▸ TASK TO CARRY OUT: Return each entry exactly, omitting nothing.

▸ RECORDS SHOWN:
-- start --
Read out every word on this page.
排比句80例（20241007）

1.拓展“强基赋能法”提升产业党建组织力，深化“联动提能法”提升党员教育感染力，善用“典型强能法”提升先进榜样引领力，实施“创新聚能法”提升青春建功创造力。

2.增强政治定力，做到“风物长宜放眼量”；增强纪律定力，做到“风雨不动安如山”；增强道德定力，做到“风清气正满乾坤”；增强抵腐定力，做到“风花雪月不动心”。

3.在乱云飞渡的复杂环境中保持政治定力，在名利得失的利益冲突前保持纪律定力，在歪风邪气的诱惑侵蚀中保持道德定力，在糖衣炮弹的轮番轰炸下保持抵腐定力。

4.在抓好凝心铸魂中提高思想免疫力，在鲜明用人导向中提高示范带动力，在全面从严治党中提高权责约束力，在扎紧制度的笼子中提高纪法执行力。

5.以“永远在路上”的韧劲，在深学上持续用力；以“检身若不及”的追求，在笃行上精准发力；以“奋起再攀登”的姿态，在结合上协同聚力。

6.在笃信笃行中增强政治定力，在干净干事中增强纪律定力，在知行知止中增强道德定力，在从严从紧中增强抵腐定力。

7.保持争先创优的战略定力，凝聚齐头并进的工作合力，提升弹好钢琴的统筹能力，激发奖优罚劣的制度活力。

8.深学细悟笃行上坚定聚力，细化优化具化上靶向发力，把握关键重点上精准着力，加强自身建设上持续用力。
-- end --
▸ FINAL RESULT:
Read out every word on this page.
排比句80例（20241007）

1.拓展“强基赋能法”提升产业党建组织力，深化“联动提能法”提升党员教育感染力，善用“典型强能法”提升先进榜样引领力，实施“创新聚能法”提升青春建功创造力。

2.增强政治定力，做到“风物长宜放眼量”；增强纪律定力，做到“风雨不动安如山”；增强道德定力，做到“风清气正满乾坤”；增强抵腐定力，做到“风花雪月不动心”。

3.在乱云飞渡的复杂环境中保持政治定力，在名利得失的利益冲突前保持纪律定力，在歪风邪气的诱惑侵蚀中保持道德定力，在糖衣炮弹的轮番轰炸下保持抵腐定力。

4.在抓好凝心铸魂中提高思想免疫力，在鲜明用人导向中提高示范带动力，在全面从严治党中提高权责约束力，在扎紧制度的笼子中提高纪法执行力。

5.以“永远在路上”的韧劲，在深学上持续用力；以“检身若不及”的追求，在笃行上精准发力；以“奋起再攀登”的姿态，在结合上协同聚力。

6.在笃信笃行中增强政治定力，在干净干事中增强纪律定力，在知行知止中增强道德定力，在从严从紧中增强抵腐定力。

7.保持争先创优的战略定力，凝聚齐头并进的工作合力，提升弹好钢琴的统筹能力，激发奖优罚劣的制度活力。

8.深学细悟笃行上坚定聚力，细化优化具化上靶向发力，把握关键重点上精准着力，加强自身建设上持续用力。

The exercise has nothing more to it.